▶ _EXERCISE REQUIREMENTS_:
Pull out from the material below all lines with "JSON".

▶ _STORED RECORDS_:
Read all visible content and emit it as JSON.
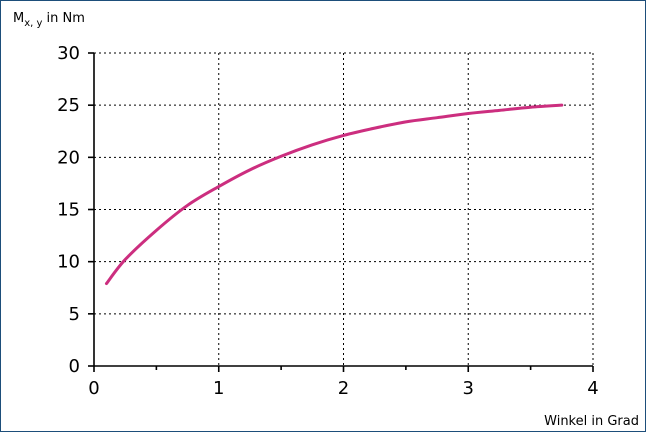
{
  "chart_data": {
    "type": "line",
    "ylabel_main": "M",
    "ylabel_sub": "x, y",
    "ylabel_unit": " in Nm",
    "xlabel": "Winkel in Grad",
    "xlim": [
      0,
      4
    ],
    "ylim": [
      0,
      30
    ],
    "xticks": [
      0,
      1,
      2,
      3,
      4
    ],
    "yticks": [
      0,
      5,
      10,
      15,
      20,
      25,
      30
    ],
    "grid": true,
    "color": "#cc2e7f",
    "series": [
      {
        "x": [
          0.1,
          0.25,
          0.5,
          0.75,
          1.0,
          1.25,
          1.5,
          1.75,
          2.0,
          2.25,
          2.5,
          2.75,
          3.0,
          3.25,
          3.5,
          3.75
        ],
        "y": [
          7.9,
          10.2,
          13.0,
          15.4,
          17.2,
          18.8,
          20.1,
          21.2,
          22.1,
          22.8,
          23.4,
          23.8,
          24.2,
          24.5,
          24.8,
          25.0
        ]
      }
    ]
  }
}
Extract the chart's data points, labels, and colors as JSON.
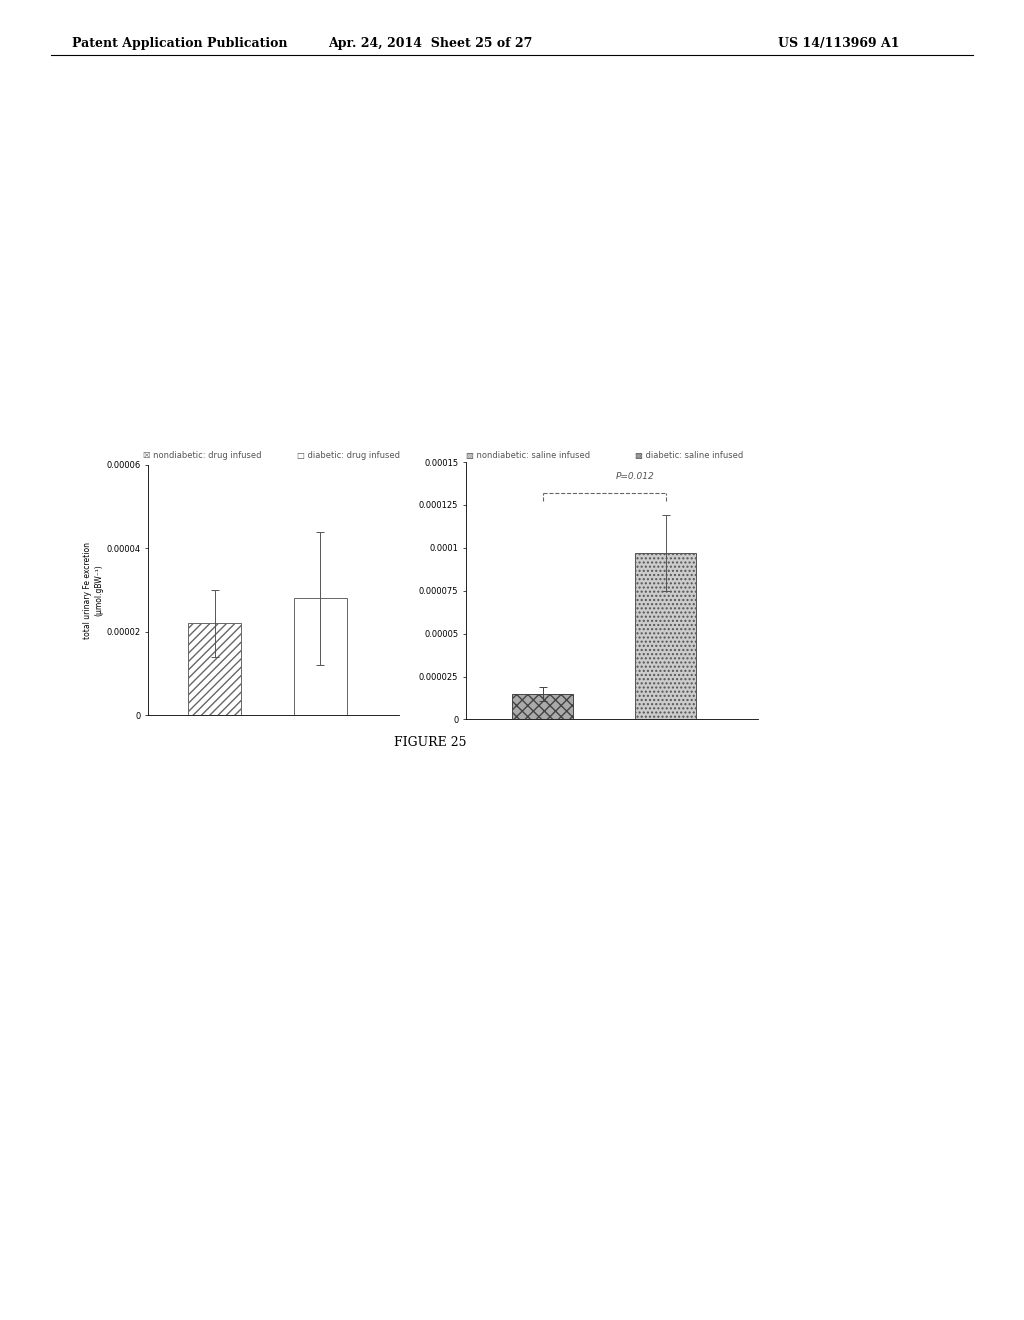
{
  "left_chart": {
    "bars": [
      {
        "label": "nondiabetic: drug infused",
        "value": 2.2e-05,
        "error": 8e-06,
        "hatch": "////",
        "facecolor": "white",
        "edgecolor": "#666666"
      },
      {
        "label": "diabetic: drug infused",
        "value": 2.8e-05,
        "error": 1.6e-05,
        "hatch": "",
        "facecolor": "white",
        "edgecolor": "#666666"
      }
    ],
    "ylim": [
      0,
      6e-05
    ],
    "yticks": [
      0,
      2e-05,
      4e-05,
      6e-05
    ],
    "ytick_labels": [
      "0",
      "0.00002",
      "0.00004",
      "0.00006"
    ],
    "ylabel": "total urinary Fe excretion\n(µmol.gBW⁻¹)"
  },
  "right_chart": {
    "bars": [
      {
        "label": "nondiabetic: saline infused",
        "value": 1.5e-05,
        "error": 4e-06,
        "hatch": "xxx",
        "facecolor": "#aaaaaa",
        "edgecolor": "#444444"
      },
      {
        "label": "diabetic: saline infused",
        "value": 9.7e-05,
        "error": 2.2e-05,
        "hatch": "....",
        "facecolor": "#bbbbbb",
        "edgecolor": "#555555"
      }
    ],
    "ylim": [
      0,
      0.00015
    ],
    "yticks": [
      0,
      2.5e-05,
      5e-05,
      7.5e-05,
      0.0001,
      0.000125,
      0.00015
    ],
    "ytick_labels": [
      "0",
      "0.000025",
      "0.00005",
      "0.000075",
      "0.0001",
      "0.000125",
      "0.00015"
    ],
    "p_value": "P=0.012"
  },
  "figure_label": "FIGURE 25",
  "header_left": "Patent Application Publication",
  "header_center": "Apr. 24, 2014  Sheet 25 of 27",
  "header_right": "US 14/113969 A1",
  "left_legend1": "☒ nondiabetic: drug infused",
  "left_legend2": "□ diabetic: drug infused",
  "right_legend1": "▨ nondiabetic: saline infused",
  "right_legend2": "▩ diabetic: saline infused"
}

▶ _EXERCISE RESULT_:
Read all visible content and emit it as JSON.
Extract the chart's data points, labels, and colors as JSON.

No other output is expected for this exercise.